[Entries with figure data]

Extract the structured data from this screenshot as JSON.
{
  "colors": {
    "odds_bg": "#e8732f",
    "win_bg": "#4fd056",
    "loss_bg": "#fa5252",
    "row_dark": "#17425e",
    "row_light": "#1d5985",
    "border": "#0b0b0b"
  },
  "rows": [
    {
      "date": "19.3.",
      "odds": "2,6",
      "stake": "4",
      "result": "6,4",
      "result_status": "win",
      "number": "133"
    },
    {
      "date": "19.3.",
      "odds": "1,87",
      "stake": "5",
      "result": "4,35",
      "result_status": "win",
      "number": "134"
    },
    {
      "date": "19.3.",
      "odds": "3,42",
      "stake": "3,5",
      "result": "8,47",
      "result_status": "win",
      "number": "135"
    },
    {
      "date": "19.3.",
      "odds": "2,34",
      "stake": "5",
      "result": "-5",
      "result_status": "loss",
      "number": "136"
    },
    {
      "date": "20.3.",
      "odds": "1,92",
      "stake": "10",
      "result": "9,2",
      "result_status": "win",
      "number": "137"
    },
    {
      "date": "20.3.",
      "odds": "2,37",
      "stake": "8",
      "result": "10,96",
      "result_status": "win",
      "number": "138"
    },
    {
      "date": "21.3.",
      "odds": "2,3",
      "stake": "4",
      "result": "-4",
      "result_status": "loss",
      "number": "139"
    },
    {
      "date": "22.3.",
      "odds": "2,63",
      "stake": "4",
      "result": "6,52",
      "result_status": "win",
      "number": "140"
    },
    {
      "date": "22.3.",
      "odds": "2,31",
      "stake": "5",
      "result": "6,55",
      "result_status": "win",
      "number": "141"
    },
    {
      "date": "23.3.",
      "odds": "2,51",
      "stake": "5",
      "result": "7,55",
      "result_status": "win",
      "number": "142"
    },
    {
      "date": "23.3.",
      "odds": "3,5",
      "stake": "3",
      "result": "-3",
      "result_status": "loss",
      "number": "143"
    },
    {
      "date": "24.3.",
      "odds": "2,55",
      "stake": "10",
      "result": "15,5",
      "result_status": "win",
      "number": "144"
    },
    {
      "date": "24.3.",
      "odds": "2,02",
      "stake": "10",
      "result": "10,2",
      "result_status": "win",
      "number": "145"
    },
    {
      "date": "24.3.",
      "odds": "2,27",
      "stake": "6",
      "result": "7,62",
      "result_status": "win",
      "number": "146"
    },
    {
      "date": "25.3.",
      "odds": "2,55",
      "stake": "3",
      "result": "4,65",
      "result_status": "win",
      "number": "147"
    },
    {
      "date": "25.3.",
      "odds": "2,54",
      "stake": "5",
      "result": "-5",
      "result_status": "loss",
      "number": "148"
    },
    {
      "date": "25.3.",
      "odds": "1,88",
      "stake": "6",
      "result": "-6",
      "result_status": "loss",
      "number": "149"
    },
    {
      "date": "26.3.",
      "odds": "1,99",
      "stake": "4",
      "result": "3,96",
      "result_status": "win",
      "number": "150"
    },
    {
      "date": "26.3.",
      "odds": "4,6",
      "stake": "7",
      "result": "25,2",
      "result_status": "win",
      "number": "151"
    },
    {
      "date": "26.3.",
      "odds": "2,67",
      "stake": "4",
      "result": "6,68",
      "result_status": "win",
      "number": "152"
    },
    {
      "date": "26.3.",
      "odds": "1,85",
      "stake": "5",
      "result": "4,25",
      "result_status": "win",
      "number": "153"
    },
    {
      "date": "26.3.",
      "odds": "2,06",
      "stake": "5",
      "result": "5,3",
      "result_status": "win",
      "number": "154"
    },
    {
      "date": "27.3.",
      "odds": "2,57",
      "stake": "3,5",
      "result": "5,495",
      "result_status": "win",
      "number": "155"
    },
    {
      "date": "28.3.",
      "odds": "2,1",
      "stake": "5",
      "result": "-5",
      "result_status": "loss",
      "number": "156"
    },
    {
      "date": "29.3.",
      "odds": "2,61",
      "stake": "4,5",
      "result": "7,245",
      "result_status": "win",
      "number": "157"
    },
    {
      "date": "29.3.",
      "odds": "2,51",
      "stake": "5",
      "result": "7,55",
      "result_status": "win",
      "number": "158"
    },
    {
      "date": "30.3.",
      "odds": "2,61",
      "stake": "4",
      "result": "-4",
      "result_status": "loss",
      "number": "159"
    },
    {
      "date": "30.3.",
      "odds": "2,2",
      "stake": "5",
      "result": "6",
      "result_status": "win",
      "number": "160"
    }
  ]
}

* WHAT IS EXPECTED *
Output all records verbatim.

* WRITTEN SOLUTION *
Extract the structured data from this screenshot as JSON.
{
  "colors": {
    "odds_bg": "#e8732f",
    "win_bg": "#4fd056",
    "loss_bg": "#fa5252",
    "row_dark": "#17425e",
    "row_light": "#1d5985",
    "border": "#0b0b0b"
  },
  "rows": [
    {
      "date": "19.3.",
      "odds": "2,6",
      "stake": "4",
      "result": "6,4",
      "result_status": "win",
      "number": "133"
    },
    {
      "date": "19.3.",
      "odds": "1,87",
      "stake": "5",
      "result": "4,35",
      "result_status": "win",
      "number": "134"
    },
    {
      "date": "19.3.",
      "odds": "3,42",
      "stake": "3,5",
      "result": "8,47",
      "result_status": "win",
      "number": "135"
    },
    {
      "date": "19.3.",
      "odds": "2,34",
      "stake": "5",
      "result": "-5",
      "result_status": "loss",
      "number": "136"
    },
    {
      "date": "20.3.",
      "odds": "1,92",
      "stake": "10",
      "result": "9,2",
      "result_status": "win",
      "number": "137"
    },
    {
      "date": "20.3.",
      "odds": "2,37",
      "stake": "8",
      "result": "10,96",
      "result_status": "win",
      "number": "138"
    },
    {
      "date": "21.3.",
      "odds": "2,3",
      "stake": "4",
      "result": "-4",
      "result_status": "loss",
      "number": "139"
    },
    {
      "date": "22.3.",
      "odds": "2,63",
      "stake": "4",
      "result": "6,52",
      "result_status": "win",
      "number": "140"
    },
    {
      "date": "22.3.",
      "odds": "2,31",
      "stake": "5",
      "result": "6,55",
      "result_status": "win",
      "number": "141"
    },
    {
      "date": "23.3.",
      "odds": "2,51",
      "stake": "5",
      "result": "7,55",
      "result_status": "win",
      "number": "142"
    },
    {
      "date": "23.3.",
      "odds": "3,5",
      "stake": "3",
      "result": "-3",
      "result_status": "loss",
      "number": "143"
    },
    {
      "date": "24.3.",
      "odds": "2,55",
      "stake": "10",
      "result": "15,5",
      "result_status": "win",
      "number": "144"
    },
    {
      "date": "24.3.",
      "odds": "2,02",
      "stake": "10",
      "result": "10,2",
      "result_status": "win",
      "number": "145"
    },
    {
      "date": "24.3.",
      "odds": "2,27",
      "stake": "6",
      "result": "7,62",
      "result_status": "win",
      "number": "146"
    },
    {
      "date": "25.3.",
      "odds": "2,55",
      "stake": "3",
      "result": "4,65",
      "result_status": "win",
      "number": "147"
    },
    {
      "date": "25.3.",
      "odds": "2,54",
      "stake": "5",
      "result": "-5",
      "result_status": "loss",
      "number": "148"
    },
    {
      "date": "25.3.",
      "odds": "1,88",
      "stake": "6",
      "result": "-6",
      "result_status": "loss",
      "number": "149"
    },
    {
      "date": "26.3.",
      "odds": "1,99",
      "stake": "4",
      "result": "3,96",
      "result_status": "win",
      "number": "150"
    },
    {
      "date": "26.3.",
      "odds": "4,6",
      "stake": "7",
      "result": "25,2",
      "result_status": "win",
      "number": "151"
    },
    {
      "date": "26.3.",
      "odds": "2,67",
      "stake": "4",
      "result": "6,68",
      "result_status": "win",
      "number": "152"
    },
    {
      "date": "26.3.",
      "odds": "1,85",
      "stake": "5",
      "result": "4,25",
      "result_status": "win",
      "number": "153"
    },
    {
      "date": "26.3.",
      "odds": "2,06",
      "stake": "5",
      "result": "5,3",
      "result_status": "win",
      "number": "154"
    },
    {
      "date": "27.3.",
      "odds": "2,57",
      "stake": "3,5",
      "result": "5,495",
      "result_status": "win",
      "number": "155"
    },
    {
      "date": "28.3.",
      "odds": "2,1",
      "stake": "5",
      "result": "-5",
      "result_status": "loss",
      "number": "156"
    },
    {
      "date": "29.3.",
      "odds": "2,61",
      "stake": "4,5",
      "result": "7,245",
      "result_status": "win",
      "number": "157"
    },
    {
      "date": "29.3.",
      "odds": "2,51",
      "stake": "5",
      "result": "7,55",
      "result_status": "win",
      "number": "158"
    },
    {
      "date": "30.3.",
      "odds": "2,61",
      "stake": "4",
      "result": "-4",
      "result_status": "loss",
      "number": "159"
    },
    {
      "date": "30.3.",
      "odds": "2,2",
      "stake": "5",
      "result": "6",
      "result_status": "win",
      "number": "160"
    }
  ]
}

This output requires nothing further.